> [DIRECTIONS]:
Search the material for the word "data" and report each line where it turns up.

> [RECORDS SUPPLIED]:
========================================================================

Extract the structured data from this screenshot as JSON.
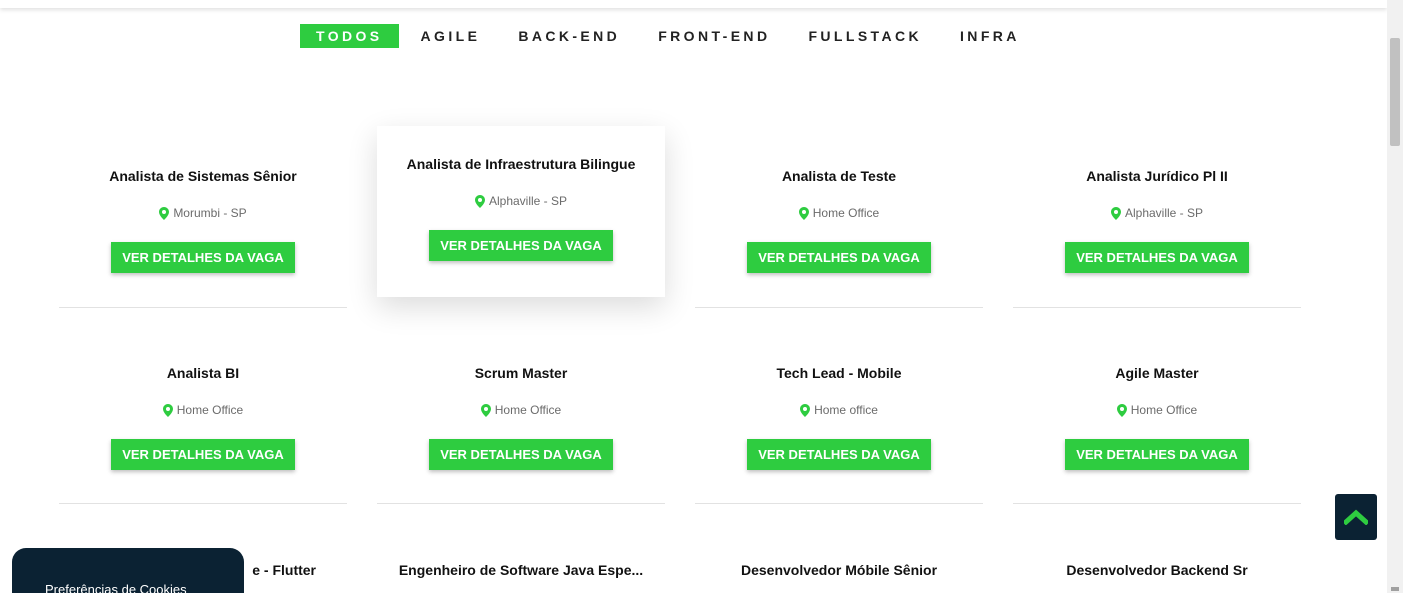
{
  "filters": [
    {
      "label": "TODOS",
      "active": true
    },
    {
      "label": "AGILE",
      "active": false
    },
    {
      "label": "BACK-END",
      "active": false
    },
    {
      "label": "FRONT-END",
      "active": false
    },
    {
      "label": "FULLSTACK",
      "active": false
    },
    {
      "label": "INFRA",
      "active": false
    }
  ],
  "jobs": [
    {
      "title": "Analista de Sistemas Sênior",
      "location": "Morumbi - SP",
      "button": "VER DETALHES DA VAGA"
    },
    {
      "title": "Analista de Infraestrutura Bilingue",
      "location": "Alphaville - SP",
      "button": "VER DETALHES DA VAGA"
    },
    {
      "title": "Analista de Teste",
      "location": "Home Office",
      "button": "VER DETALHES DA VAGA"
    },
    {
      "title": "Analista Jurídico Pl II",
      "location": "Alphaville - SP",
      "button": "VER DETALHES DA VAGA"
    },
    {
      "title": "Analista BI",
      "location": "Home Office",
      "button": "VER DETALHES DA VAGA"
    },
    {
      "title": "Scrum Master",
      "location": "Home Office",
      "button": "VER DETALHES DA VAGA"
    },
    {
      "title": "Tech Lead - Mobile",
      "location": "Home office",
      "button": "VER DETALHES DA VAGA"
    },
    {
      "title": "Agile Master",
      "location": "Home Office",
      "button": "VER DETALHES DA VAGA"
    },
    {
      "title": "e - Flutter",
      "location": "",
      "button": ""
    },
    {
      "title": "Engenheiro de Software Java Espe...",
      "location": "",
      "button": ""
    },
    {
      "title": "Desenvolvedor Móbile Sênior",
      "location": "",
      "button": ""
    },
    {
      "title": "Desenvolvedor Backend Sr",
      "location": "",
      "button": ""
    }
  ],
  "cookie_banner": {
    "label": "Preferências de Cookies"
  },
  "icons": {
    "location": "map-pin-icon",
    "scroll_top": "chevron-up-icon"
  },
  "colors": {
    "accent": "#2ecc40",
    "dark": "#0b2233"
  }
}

========================================================================

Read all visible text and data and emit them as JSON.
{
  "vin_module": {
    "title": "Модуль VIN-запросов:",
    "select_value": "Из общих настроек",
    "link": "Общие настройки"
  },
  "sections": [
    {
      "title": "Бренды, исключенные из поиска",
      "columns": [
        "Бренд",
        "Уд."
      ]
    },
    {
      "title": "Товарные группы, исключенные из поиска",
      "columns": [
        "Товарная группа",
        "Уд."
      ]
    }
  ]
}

========================================================================

> [FULL ANSWER]:
Extract the structured data from this screenshot as JSON.
Read all visible text and data and emit them as JSON.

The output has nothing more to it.